>>>>

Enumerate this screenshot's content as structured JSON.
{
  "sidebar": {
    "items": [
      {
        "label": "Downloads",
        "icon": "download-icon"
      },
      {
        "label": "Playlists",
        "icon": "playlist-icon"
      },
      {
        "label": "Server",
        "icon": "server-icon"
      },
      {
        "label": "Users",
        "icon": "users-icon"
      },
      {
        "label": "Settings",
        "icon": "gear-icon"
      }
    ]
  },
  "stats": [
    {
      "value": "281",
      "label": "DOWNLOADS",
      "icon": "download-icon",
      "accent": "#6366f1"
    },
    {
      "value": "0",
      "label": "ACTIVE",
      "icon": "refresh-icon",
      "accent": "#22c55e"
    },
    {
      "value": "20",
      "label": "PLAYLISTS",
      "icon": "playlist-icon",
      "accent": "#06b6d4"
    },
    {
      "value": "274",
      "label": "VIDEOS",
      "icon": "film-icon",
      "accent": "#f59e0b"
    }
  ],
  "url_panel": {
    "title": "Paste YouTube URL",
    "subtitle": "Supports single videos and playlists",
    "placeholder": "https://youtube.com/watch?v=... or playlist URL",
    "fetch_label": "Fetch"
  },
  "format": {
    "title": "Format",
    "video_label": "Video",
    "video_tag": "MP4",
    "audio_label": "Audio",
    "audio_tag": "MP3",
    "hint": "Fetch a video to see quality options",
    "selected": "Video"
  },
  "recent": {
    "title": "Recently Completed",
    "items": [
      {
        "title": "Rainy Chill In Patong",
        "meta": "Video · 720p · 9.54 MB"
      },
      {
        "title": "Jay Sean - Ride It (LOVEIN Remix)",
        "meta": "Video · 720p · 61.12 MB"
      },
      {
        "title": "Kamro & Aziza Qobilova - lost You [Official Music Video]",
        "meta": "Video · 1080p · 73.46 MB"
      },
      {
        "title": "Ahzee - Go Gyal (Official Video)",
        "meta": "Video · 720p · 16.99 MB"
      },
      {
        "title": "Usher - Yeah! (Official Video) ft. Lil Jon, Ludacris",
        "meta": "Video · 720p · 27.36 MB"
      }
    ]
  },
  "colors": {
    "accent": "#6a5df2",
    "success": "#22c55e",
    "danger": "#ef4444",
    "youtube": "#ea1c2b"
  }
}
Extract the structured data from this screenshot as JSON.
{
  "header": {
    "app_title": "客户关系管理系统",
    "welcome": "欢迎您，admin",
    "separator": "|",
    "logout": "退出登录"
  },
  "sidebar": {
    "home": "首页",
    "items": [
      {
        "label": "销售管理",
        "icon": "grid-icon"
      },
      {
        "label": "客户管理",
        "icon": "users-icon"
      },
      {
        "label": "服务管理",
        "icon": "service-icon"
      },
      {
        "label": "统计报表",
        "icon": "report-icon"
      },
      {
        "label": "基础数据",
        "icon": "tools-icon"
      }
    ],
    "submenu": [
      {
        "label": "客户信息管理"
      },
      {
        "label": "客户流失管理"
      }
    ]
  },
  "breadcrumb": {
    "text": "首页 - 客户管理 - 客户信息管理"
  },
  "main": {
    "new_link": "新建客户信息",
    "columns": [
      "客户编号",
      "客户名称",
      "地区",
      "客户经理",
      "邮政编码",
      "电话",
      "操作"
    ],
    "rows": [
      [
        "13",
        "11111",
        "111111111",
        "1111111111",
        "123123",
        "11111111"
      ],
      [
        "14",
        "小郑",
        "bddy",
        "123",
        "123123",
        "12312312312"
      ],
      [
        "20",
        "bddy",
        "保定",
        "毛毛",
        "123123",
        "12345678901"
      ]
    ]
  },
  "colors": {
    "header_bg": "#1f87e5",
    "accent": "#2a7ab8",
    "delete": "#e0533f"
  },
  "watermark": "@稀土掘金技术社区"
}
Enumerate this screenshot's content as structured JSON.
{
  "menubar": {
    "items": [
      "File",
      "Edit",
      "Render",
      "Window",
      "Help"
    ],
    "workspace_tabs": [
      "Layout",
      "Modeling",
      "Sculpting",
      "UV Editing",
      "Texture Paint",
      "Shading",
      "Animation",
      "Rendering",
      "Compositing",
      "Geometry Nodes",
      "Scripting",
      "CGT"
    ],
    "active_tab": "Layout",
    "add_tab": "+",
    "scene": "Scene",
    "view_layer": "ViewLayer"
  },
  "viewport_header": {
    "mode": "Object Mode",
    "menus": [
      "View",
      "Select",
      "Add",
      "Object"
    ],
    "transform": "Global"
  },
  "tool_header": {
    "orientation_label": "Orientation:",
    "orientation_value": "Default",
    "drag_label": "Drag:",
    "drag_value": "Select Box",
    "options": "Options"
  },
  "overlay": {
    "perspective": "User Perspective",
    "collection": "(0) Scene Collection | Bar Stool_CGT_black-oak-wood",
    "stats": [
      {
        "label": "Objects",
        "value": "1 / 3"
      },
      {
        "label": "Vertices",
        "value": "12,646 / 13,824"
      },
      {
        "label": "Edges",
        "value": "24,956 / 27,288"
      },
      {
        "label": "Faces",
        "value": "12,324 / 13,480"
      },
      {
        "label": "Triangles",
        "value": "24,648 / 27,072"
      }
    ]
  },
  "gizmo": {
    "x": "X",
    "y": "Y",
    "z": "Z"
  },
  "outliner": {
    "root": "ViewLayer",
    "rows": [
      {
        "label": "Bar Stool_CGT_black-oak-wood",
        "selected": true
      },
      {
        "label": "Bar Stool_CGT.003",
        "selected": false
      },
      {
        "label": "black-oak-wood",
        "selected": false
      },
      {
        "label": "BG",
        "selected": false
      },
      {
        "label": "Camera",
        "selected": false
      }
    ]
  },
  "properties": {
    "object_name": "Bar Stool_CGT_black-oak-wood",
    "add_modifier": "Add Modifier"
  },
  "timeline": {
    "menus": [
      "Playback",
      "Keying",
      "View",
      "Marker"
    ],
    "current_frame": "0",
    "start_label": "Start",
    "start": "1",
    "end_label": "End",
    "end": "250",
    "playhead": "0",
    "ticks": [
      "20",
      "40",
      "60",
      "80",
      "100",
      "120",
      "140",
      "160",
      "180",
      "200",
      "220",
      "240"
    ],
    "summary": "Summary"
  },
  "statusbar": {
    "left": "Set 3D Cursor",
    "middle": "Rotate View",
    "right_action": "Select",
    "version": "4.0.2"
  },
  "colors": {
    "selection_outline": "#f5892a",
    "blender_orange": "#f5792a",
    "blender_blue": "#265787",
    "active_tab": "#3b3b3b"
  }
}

<<<<

Filter out every line that lacks the word "ViewLayer", and copy the rest.

    "view_layer": "ViewLayer"
    "root": "ViewLayer",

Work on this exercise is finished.